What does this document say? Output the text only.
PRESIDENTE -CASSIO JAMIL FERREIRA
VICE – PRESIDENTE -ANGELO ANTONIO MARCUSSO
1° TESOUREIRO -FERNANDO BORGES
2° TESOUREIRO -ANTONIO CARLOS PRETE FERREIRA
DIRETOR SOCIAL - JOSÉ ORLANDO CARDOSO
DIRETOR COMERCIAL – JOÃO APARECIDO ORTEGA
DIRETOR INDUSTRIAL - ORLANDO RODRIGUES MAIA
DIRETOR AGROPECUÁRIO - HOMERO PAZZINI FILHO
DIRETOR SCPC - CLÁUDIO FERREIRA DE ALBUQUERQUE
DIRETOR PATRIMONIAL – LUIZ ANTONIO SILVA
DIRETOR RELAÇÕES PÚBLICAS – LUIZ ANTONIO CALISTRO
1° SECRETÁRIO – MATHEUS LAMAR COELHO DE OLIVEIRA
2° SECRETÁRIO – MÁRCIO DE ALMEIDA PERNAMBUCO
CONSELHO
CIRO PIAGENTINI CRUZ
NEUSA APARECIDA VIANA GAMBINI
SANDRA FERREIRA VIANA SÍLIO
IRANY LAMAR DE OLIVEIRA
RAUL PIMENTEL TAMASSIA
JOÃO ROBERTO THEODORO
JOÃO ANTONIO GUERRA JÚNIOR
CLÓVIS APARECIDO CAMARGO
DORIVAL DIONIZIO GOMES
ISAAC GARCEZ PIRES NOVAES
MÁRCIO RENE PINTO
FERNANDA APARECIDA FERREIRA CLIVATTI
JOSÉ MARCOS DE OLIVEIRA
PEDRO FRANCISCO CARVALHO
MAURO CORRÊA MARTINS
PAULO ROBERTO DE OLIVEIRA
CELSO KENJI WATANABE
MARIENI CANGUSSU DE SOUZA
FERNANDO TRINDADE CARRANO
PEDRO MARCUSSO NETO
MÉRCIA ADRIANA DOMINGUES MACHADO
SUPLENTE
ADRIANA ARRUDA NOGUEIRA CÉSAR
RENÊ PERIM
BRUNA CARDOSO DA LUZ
★ ★ ★ ★
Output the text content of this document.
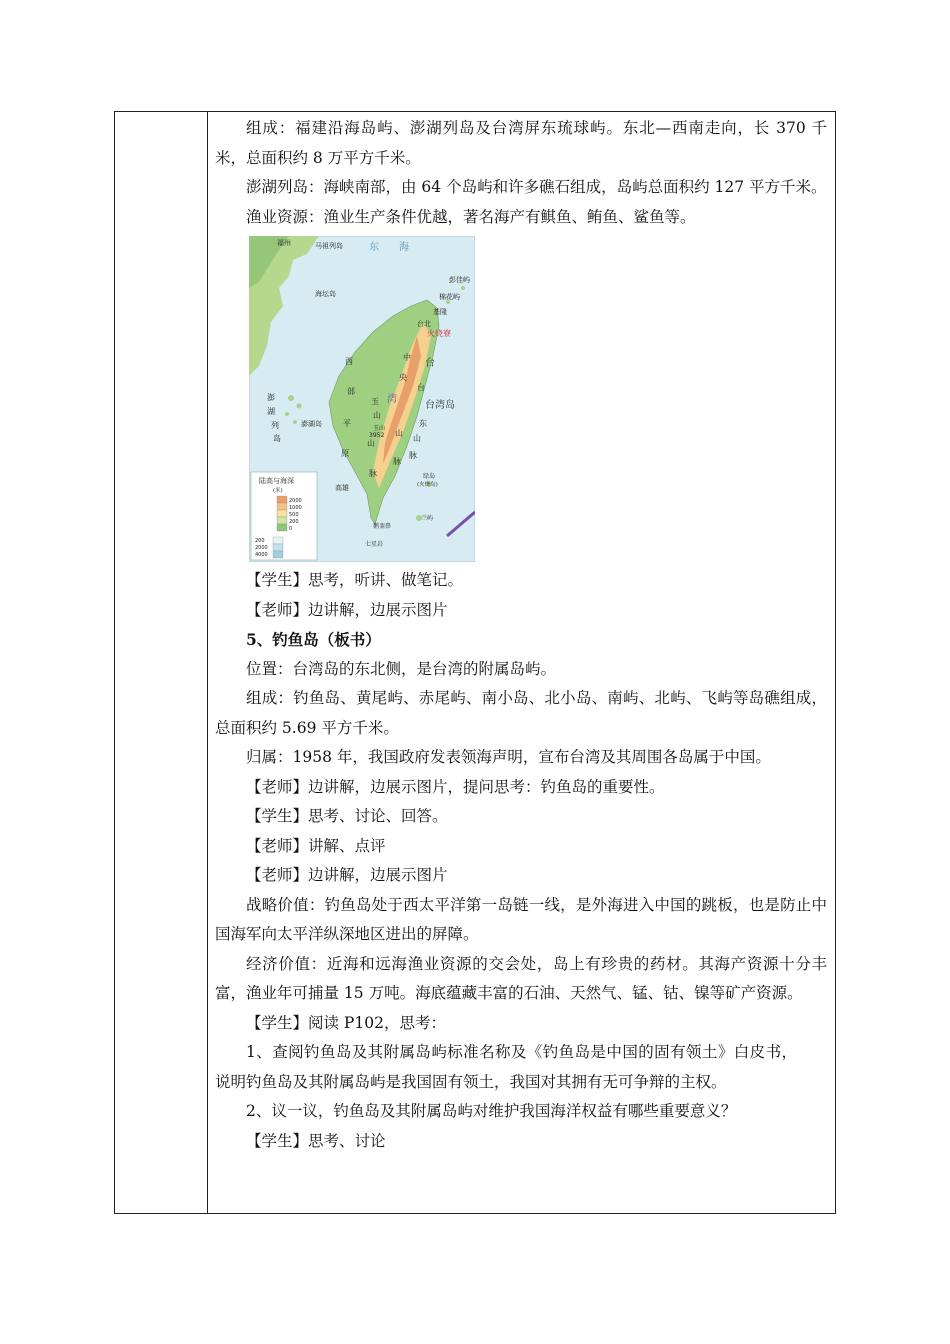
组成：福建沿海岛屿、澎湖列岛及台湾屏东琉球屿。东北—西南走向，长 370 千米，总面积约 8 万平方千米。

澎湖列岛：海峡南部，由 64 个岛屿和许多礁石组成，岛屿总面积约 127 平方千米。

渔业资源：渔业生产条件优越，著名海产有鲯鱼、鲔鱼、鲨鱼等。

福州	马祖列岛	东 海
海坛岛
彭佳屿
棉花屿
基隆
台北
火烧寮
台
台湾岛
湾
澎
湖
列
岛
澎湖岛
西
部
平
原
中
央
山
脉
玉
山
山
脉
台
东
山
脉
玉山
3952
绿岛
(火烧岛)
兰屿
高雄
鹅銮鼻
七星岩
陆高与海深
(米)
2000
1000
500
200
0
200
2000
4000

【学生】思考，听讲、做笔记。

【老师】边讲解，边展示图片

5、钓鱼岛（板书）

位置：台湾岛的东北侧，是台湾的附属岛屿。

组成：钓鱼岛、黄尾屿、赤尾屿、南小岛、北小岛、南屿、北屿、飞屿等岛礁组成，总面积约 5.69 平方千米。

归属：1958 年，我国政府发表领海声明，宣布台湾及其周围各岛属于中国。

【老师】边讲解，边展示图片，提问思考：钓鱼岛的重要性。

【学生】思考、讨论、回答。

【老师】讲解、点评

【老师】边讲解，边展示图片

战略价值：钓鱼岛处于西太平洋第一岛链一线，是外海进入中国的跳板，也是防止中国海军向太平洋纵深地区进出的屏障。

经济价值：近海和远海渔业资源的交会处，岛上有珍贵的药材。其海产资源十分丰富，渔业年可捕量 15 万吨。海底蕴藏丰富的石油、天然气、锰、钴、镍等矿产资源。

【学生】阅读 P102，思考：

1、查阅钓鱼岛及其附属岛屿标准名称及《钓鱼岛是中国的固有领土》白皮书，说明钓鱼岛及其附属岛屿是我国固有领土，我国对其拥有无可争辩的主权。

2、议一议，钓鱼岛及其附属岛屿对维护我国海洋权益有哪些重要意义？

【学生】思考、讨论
★ ★ ★ ★
SET TASK ▸ Which lines of the data above contain "JOSÉ"? Copy each one.

WRITTEN ANSWER ▸
DIRETOR SOCIAL - JOSÉ ORLANDO CARDOSO
JOSÉ MARCOS DE OLIVEIRA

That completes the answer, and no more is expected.